What you have to do:
List, from the lines below, each one with "label" in it.

Task inputs:
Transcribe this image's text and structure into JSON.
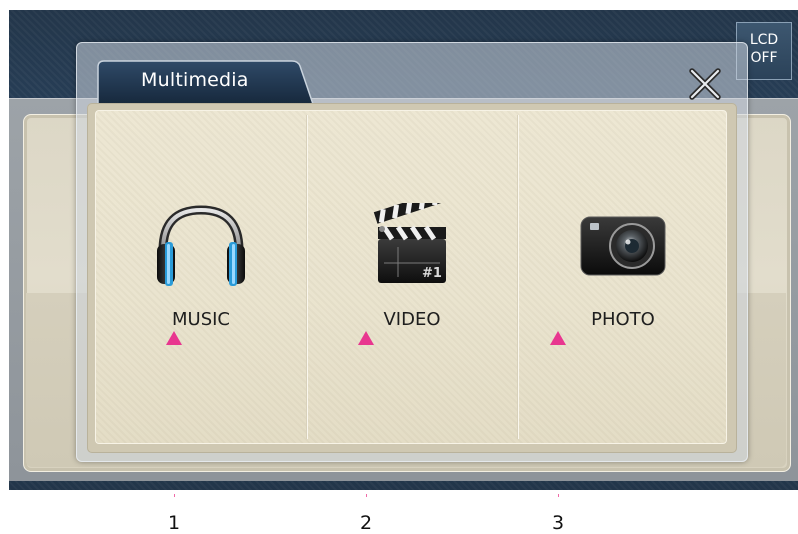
{
  "top_right_button": {
    "label": "LCD\nOFF"
  },
  "popup": {
    "title": "Multimedia",
    "close_icon": "close-x-icon",
    "items": [
      {
        "label": "MUSIC",
        "icon": "headphones-icon"
      },
      {
        "label": "VIDEO",
        "icon": "clapperboard-icon"
      },
      {
        "label": "PHOTO",
        "icon": "camera-icon"
      }
    ]
  },
  "callouts": [
    "1",
    "2",
    "3"
  ],
  "colors": {
    "accent_marker": "#e8368f",
    "tab_blue": "#1f3550",
    "panel_beige": "#ebe5d0"
  }
}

Solution to this task:
    "label": "LCD\nOFF"
        "label": "MUSIC",
        "label": "VIDEO",
        "label": "PHOTO",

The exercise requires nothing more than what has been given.